ENTRIES PROVIDED:
::::
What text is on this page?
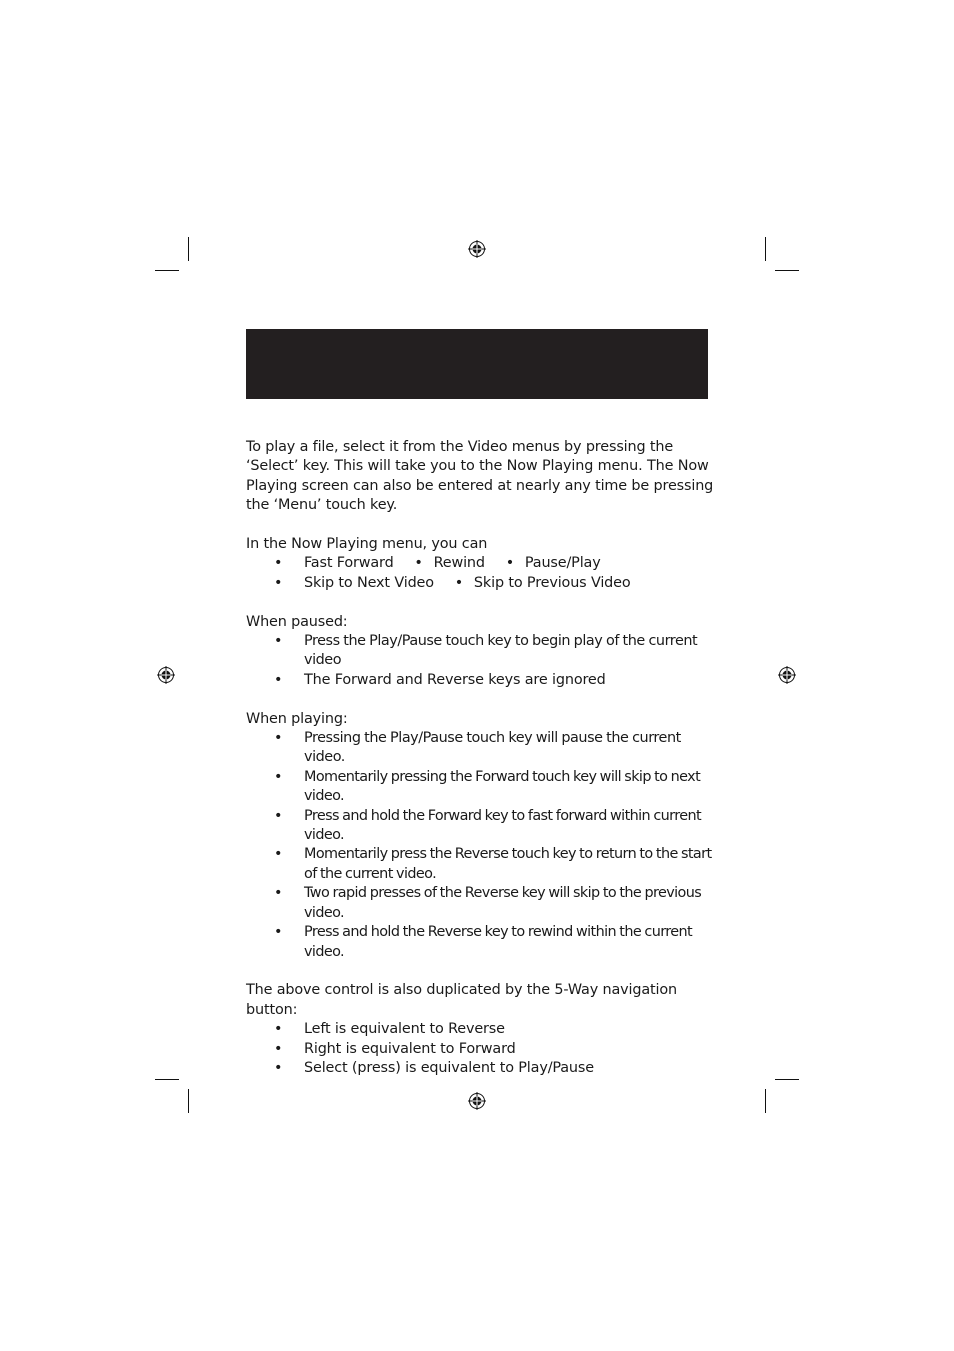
To play a file, select it from the Video menus by pressing the ‘Select’ key. This will take you to the Now Playing menu. The Now Playing screen can also be entered at nearly any time be pressing the ‘Menu’ touch key.

In the Now Playing menu, you can

• Fast Forward	• Rewind	• Pause/Play
• Skip to Next Video	• Skip to Previous Video

When paused:

• Press the Play/Pause touch key to begin play of the current video
• The Forward and Reverse keys are ignored

When playing:

• Pressing the Play/Pause touch key will pause the current video.
• Momentarily pressing the Forward touch key will skip to next video.
• Press and hold the Forward key to fast forward within current video.
• Momentarily press the Reverse touch key to return to the start of the current video.
• Two rapid presses of the Reverse key will skip to the previous video.
• Press and hold the Reverse key to rewind within the current video.

The above control is also duplicated by the 5-Way navigation button:

• Left is equivalent to Reverse
• Right is equivalent to Forward
• Select (press) is equivalent to Play/Pause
::::
TASK PROMPT: List the lines of the records where "Forward" occurs.

SOLUTION TO THE EXERCISE:
• Fast Forward	• Rewind	• Pause/Play
• The Forward and Reverse keys are ignored
• Momentarily pressing the Forward touch key will skip to next video.
• Press and hold the Forward key to fast forward within current video.
• Right is equivalent to Forward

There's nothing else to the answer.